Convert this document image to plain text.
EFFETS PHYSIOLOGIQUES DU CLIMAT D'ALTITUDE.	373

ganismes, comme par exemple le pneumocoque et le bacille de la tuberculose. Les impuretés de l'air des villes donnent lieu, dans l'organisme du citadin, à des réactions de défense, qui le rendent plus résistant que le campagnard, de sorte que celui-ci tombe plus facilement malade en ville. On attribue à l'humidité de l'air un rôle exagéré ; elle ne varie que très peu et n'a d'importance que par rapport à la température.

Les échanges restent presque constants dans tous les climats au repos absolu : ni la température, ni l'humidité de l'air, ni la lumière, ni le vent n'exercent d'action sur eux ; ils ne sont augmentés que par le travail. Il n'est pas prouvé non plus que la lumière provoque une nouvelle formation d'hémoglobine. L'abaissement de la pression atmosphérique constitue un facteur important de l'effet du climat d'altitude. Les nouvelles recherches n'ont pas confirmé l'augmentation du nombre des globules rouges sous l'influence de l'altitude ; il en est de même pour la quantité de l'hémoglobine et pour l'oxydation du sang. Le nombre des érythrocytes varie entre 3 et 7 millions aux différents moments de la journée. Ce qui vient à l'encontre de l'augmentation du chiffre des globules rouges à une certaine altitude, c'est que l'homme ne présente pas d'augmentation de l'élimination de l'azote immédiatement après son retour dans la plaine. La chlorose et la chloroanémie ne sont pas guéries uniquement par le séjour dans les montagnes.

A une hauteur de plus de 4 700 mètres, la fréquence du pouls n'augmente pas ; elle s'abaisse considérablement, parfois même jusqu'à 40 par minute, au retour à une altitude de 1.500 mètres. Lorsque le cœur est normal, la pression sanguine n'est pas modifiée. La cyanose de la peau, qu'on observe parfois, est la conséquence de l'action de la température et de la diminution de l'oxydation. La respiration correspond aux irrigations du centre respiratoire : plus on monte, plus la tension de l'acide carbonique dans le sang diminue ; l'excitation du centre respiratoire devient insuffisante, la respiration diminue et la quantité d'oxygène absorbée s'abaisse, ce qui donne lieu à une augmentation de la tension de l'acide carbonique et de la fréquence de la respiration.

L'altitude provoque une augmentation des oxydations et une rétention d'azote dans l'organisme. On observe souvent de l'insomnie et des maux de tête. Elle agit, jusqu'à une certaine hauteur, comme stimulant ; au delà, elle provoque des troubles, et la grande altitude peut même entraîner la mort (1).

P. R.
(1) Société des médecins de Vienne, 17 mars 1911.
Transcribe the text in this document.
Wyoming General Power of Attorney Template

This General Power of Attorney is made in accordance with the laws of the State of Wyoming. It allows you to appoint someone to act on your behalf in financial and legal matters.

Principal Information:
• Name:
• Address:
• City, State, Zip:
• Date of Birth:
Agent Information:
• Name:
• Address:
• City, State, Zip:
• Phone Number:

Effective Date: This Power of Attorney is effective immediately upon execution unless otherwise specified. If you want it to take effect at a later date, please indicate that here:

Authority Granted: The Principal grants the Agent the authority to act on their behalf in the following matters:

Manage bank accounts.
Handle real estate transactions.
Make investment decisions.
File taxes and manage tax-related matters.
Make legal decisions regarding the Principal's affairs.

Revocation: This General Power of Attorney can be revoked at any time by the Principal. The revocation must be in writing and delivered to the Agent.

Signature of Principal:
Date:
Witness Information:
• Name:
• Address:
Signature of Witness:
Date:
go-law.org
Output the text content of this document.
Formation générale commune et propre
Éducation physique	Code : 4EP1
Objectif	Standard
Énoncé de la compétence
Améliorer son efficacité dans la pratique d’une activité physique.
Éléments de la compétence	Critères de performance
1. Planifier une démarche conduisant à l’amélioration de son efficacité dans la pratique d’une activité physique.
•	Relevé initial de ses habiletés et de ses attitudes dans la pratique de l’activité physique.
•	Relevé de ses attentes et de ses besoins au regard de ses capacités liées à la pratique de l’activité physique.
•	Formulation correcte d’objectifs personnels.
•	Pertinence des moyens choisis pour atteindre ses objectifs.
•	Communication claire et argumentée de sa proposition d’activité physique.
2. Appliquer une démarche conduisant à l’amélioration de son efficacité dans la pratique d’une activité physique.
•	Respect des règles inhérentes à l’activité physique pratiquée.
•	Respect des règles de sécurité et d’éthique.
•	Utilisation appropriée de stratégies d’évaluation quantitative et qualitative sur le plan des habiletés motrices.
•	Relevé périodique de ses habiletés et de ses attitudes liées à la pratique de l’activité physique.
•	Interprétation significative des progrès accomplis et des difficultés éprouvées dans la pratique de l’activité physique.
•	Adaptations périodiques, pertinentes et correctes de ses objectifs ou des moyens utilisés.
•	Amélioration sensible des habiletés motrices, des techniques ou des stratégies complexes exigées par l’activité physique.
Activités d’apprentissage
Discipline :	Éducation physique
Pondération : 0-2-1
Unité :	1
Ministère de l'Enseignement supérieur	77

::::::

■ Exercise: Pull out every line of the entries that includes the word "jusqu".

■ Task output:
A une hauteur de plus de 4 700 mètres, la fréquence du pouls n'augmente pas ; elle s'abaisse considérablement, parfois même jusqu'à 40 par minute, au retour à une altitude de 1.500 mètres. Lorsque le cœur est normal, la pression sanguine n'est pas modifiée. La cyanose de la peau, qu'on observe parfois, est la conséquence de l'action de la température et de la diminution de l'oxydation. La respiration correspond aux irrigations du centre respiratoire : plus on monte, plus la tension de l'acide carbonique dans le sang diminue ; l'excitation du centre respiratoire devient insuffisante, la respiration diminue et la quantité d'oxygène absorbée s'abaisse, ce qui donne lieu à une augmentation de la tension de l'acide carbonique et de la fréquence de la respiration.
L'altitude provoque une augmentation des oxydations et une rétention d'azote dans l'organisme. On observe souvent de l'insomnie et des maux de tête. Elle agit, jusqu'à une certaine hauteur, comme stimulant ; au delà, elle provoque des troubles, et la grande altitude peut même entraîner la mort (1).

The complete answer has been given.